Reproduce every entry that follows word for word, but omit the images.

***

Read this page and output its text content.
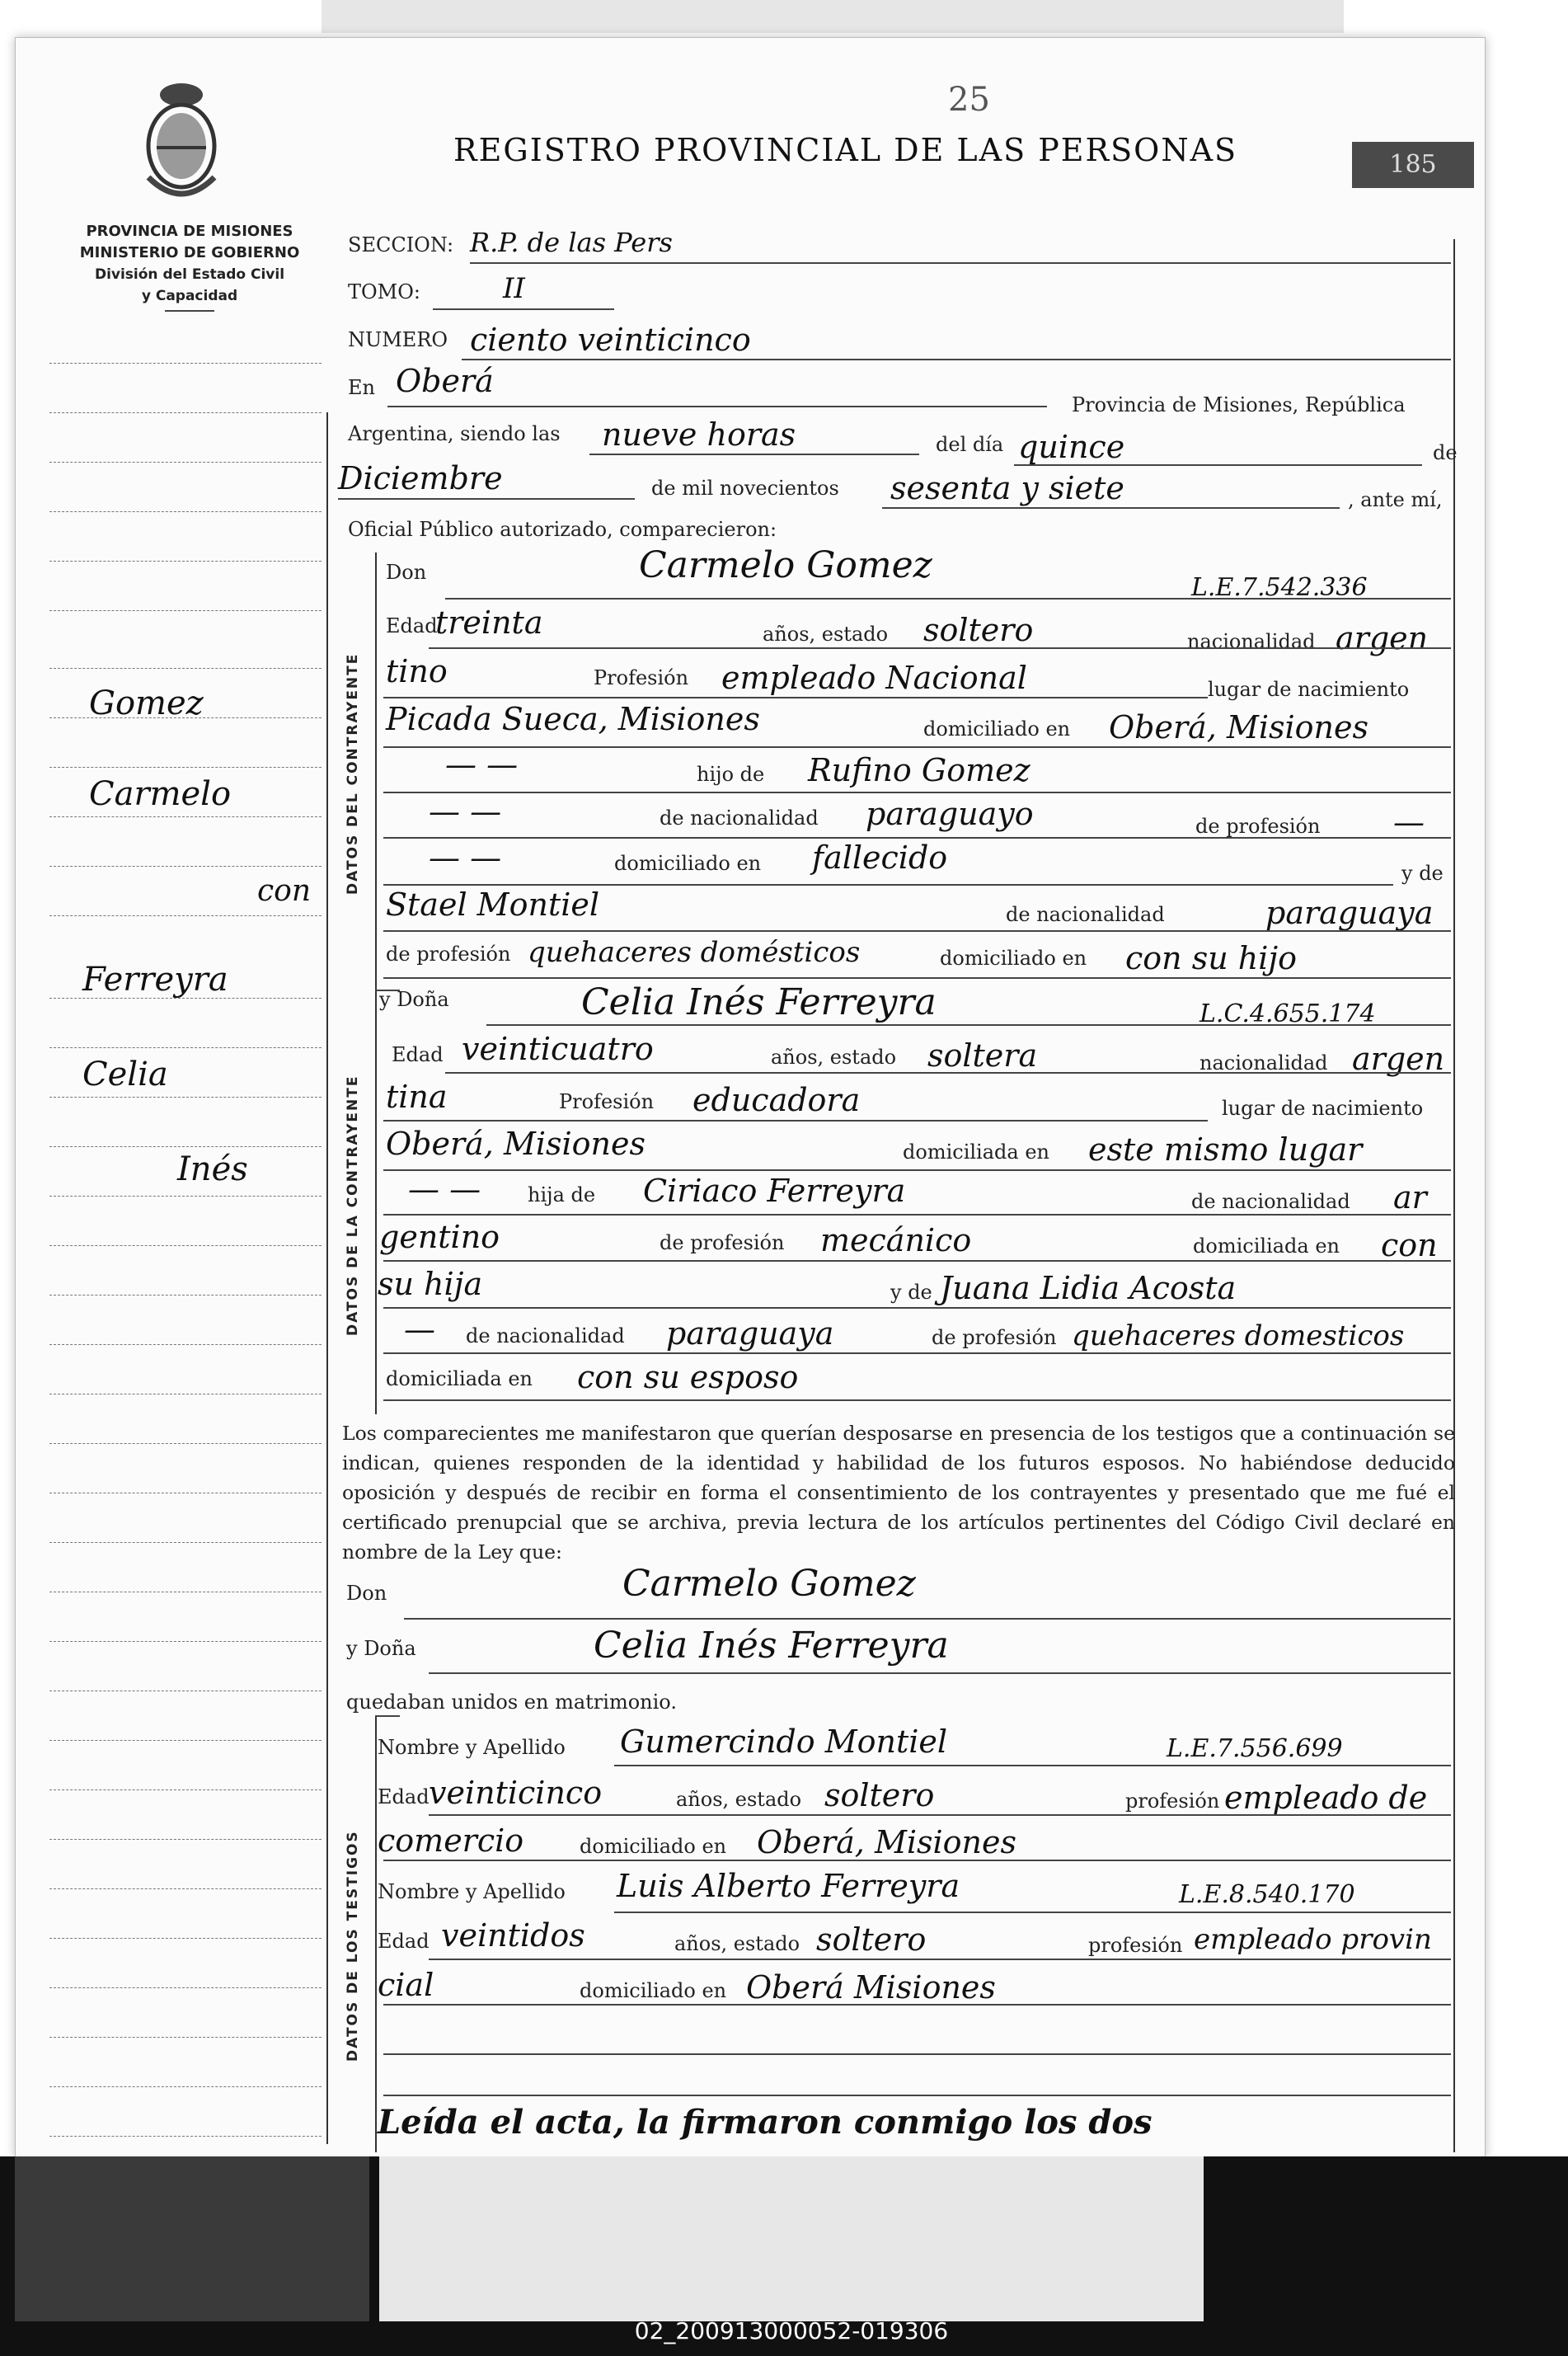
25
REGISTRO PROVINCIAL DE LAS PERSONAS	185
PROVINCIA DE MISIONES
MINISTERIO DE GOBIERNO
División del Estado Civil
y Capacidad
Gomez
Carmelo
con
Ferreyra
Celia
Inés
DATOS DEL CONTRAYENTE
DATOS DE LA CONTRAYENTE
DATOS DE LOS TESTIGOS
SECCION: R.P. de las Pers
TOMO:	II
NUMERO ciento veinticinco
En Oberá
Provincia de Misiones, República
Argentina, siendo las nueve horas	del día quince	de
Diciembre	de mil novecientos sesenta y siete	, ante mí,
Oficial Público autorizado, comparecieron:
Don	Carmelo Gomez
L.E.7.542.336
Edad
treinta	años, estado soltero	nacionalidad argen
tino	Profesión empleado Nacional	lugar de nacimiento
Picada Sueca, Misiones	domiciliado en Oberá, Misiones
— —	hijo de Rufino Gomez
— —	de nacionalidad paraguayo	de profesión —
— —	domiciliado en fallecido	y de
Stael Montiel	de nacionalidad	paraguaya
de profesión quehaceres domésticos	domiciliado en con su hijo
y Doña	Celia Inés Ferreyra	L.C.4.655.174
Edad veinticuatro	años, estado soltera	nacionalidad argen
tina	Profesión educadora	lugar de nacimiento
Oberá, Misiones	domiciliada en este mismo lugar
— — hija de Ciriaco Ferreyra	de nacionalidad ar
gentino	de profesión mecánico	domiciliada en con
su hija	y de Juana Lidia Acosta
— de nacionalidad paraguaya	de profesión quehaceres domesticos
domiciliada en con su esposo
Los comparecientes me manifestaron que querían desposarse en presencia de los testigos que a continuación se indican, quienes responden de la identidad y habilidad de los futuros esposos. No habiéndose deducido oposición y después de recibir en forma el consentimiento de los contrayentes y presentado que me fué el certificado prenupcial que se archiva, previa lectura de los artículos pertinentes del Código Civil declaré en nombre de la Ley que:
Don	Carmelo Gomez
y Doña	Celia Inés Ferreyra
quedaban unidos en matrimonio.
Nombre y Apellido Gumercindo Montiel	L.E.7.556.699
Edad veinticinco	años, estado soltero	profesión empleado de
comercio	domiciliado en Oberá, Misiones
Nombre y Apellido Luis Alberto Ferreyra	L.E.8.540.170
Edad veintidos	años, estado soltero	profesión empleado provin
cial	domiciliado en Oberá Misiones
Leída el acta, la firmaron conmigo los dos
02_200913000052-019306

***

> _FULL RESPONSE_
Read this page and output its text content.
25
REGISTRO PROVINCIAL DE LAS PERSONAS	185
PROVINCIA DE MISIONES
MINISTERIO DE GOBIERNO
División del Estado Civil
y Capacidad
Gomez
Carmelo
con
Ferreyra
Celia
Inés
DATOS DEL CONTRAYENTE
DATOS DE LA CONTRAYENTE
DATOS DE LOS TESTIGOS
SECCION: R.P. de las Pers
TOMO:	II
NUMERO ciento veinticinco
En Oberá
Provincia de Misiones, República
Argentina, siendo las nueve horas	del día quince	de
Diciembre	de mil novecientos sesenta y siete	, ante mí,
Oficial Público autorizado, comparecieron:
Don	Carmelo Gomez
L.E.7.542.336
Edad
treinta	años, estado soltero	nacionalidad argen
tino	Profesión empleado Nacional	lugar de nacimiento
Picada Sueca, Misiones	domiciliado en Oberá, Misiones
— —	hijo de Rufino Gomez
— —	de nacionalidad paraguayo	de profesión —
— —	domiciliado en fallecido	y de
Stael Montiel	de nacionalidad	paraguaya
de profesión quehaceres domésticos	domiciliado en con su hijo
y Doña	Celia Inés Ferreyra	L.C.4.655.174
Edad veinticuatro	años, estado soltera	nacionalidad argen
tina	Profesión educadora	lugar de nacimiento
Oberá, Misiones	domiciliada en este mismo lugar
— — hija de Ciriaco Ferreyra	de nacionalidad ar
gentino	de profesión mecánico	domiciliada en con
su hija	y de Juana Lidia Acosta
— de nacionalidad paraguaya	de profesión quehaceres domesticos
domiciliada en con su esposo
Los comparecientes me manifestaron que querían desposarse en presencia de los testigos que a continuación se indican, quienes responden de la identidad y habilidad de los futuros esposos. No habiéndose deducido oposición y después de recibir en forma el consentimiento de los contrayentes y presentado que me fué el certificado prenupcial que se archiva, previa lectura de los artículos pertinentes del Código Civil declaré en nombre de la Ley que:
Don	Carmelo Gomez
y Doña	Celia Inés Ferreyra
quedaban unidos en matrimonio.
Nombre y Apellido Gumercindo Montiel	L.E.7.556.699
Edad veinticinco	años, estado soltero	profesión empleado de
comercio	domiciliado en Oberá, Misiones
Nombre y Apellido Luis Alberto Ferreyra	L.E.8.540.170
Edad veintidos	años, estado soltero	profesión empleado provin
cial	domiciliado en Oberá Misiones
Leída el acta, la firmaron conmigo los dos
02_200913000052-019306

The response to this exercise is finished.